**Your goal:** If a line of the records holds the word "types", copy it out.

**Material provided:**
_ _ _ _ _ _ _

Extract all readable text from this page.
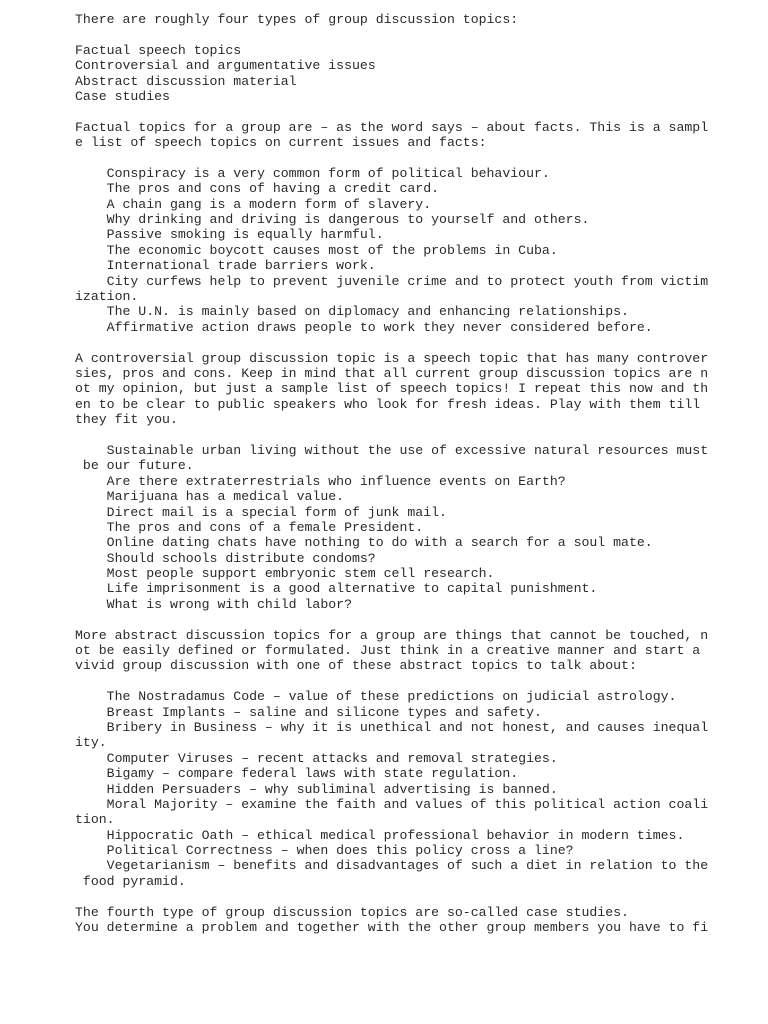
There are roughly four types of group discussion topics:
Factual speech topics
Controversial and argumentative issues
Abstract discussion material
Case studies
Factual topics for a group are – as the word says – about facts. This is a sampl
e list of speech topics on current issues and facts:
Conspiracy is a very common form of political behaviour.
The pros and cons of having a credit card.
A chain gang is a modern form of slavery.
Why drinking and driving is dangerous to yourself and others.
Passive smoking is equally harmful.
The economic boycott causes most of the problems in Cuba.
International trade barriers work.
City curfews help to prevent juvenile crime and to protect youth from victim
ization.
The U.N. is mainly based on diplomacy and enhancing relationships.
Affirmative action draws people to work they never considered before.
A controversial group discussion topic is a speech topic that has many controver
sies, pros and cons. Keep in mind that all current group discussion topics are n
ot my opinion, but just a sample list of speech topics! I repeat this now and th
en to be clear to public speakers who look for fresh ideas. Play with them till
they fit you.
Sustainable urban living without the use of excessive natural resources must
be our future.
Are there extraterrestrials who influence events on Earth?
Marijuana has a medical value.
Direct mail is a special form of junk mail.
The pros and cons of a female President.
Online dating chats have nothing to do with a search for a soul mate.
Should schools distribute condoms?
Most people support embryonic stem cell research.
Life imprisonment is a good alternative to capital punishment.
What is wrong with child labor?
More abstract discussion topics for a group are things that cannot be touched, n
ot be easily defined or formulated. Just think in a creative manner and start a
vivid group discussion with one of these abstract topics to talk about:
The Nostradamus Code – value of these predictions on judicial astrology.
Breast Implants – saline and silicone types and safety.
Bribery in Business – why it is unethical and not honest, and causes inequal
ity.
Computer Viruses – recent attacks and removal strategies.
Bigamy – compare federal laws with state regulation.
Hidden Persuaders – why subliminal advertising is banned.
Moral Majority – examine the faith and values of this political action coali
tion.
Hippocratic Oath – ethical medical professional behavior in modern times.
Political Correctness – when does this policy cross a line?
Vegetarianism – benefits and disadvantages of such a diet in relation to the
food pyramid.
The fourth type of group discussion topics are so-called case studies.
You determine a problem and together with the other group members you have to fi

_ _ _ _ _ _ _

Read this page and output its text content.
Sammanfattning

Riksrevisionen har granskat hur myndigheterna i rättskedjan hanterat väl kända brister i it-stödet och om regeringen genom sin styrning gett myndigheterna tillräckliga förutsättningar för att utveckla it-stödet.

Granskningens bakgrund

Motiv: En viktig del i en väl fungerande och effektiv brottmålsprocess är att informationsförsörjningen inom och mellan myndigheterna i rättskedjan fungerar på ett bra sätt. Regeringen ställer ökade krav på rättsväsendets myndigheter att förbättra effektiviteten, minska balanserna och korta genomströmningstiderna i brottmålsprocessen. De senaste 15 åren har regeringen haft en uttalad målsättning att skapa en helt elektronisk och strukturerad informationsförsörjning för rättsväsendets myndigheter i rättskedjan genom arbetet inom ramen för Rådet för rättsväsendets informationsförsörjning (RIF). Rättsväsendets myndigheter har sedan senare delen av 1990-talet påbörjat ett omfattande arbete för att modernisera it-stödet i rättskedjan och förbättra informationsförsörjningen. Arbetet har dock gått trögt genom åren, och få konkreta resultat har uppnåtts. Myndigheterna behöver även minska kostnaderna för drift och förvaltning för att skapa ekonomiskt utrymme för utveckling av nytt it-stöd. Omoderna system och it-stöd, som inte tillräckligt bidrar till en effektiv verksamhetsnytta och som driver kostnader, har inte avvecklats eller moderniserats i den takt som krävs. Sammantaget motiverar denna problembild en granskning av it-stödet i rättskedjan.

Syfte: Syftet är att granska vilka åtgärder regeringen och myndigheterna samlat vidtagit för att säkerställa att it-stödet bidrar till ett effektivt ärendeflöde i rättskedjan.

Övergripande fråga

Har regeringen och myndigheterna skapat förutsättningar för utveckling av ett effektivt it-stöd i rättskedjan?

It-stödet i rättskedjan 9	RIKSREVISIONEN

_ _ _ _ _ _ _

**Answer to this problem:**
There are roughly four types of group discussion topics:
Breast Implants – saline and silicone types and safety.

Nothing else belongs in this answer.